EXERCISE INSTRUCTIONS:
Your task is to output all the records below, word for word.

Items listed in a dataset
— begin —

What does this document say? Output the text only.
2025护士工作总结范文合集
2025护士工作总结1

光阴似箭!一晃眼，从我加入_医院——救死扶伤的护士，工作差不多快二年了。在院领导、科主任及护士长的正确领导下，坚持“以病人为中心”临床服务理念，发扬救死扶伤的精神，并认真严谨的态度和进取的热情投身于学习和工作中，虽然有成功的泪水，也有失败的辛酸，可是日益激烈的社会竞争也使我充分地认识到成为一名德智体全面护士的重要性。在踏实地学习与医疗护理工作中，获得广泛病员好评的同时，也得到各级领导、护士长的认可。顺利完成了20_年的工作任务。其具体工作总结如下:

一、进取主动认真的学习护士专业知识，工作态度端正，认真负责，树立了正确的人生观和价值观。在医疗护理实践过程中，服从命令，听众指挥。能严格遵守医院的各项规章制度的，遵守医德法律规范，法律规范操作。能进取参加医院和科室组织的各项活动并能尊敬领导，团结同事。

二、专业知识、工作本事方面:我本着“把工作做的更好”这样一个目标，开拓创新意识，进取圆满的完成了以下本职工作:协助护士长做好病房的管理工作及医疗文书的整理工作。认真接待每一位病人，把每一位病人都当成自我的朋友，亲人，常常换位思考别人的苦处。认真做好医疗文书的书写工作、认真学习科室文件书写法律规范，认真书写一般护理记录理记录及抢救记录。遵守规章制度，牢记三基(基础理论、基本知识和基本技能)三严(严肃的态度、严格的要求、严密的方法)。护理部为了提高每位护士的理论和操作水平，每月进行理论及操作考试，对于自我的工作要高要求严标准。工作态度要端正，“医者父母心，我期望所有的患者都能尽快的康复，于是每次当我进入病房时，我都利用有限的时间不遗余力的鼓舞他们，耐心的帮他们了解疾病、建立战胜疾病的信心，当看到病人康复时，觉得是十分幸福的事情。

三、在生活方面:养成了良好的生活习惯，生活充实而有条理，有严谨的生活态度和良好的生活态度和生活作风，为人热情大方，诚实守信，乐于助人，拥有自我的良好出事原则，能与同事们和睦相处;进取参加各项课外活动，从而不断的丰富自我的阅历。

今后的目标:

— end —

FINAL RESULT:
What does this document say? Output the text only.
2025护士工作总结范文合集
2025护士工作总结1

光阴似箭!一晃眼，从我加入_医院——救死扶伤的护士，工作差不多快二年了。在院领导、科主任及护士长的正确领导下，坚持“以病人为中心”临床服务理念，发扬救死扶伤的精神，并认真严谨的态度和进取的热情投身于学习和工作中，虽然有成功的泪水，也有失败的辛酸，可是日益激烈的社会竞争也使我充分地认识到成为一名德智体全面护士的重要性。在踏实地学习与医疗护理工作中，获得广泛病员好评的同时，也得到各级领导、护士长的认可。顺利完成了20_年的工作任务。其具体工作总结如下:

一、进取主动认真的学习护士专业知识，工作态度端正，认真负责，树立了正确的人生观和价值观。在医疗护理实践过程中，服从命令，听众指挥。能严格遵守医院的各项规章制度的，遵守医德法律规范，法律规范操作。能进取参加医院和科室组织的各项活动并能尊敬领导，团结同事。

二、专业知识、工作本事方面:我本着“把工作做的更好”这样一个目标，开拓创新意识，进取圆满的完成了以下本职工作:协助护士长做好病房的管理工作及医疗文书的整理工作。认真接待每一位病人，把每一位病人都当成自我的朋友，亲人，常常换位思考别人的苦处。认真做好医疗文书的书写工作、认真学习科室文件书写法律规范，认真书写一般护理记录理记录及抢救记录。遵守规章制度，牢记三基(基础理论、基本知识和基本技能)三严(严肃的态度、严格的要求、严密的方法)。护理部为了提高每位护士的理论和操作水平，每月进行理论及操作考试，对于自我的工作要高要求严标准。工作态度要端正，“医者父母心，我期望所有的患者都能尽快的康复，于是每次当我进入病房时，我都利用有限的时间不遗余力的鼓舞他们，耐心的帮他们了解疾病、建立战胜疾病的信心，当看到病人康复时，觉得是十分幸福的事情。

三、在生活方面:养成了良好的生活习惯，生活充实而有条理，有严谨的生活态度和良好的生活态度和生活作风，为人热情大方，诚实守信，乐于助人，拥有自我的良好出事原则，能与同事们和睦相处;进取参加各项课外活动，从而不断的丰富自我的阅历。

今后的目标:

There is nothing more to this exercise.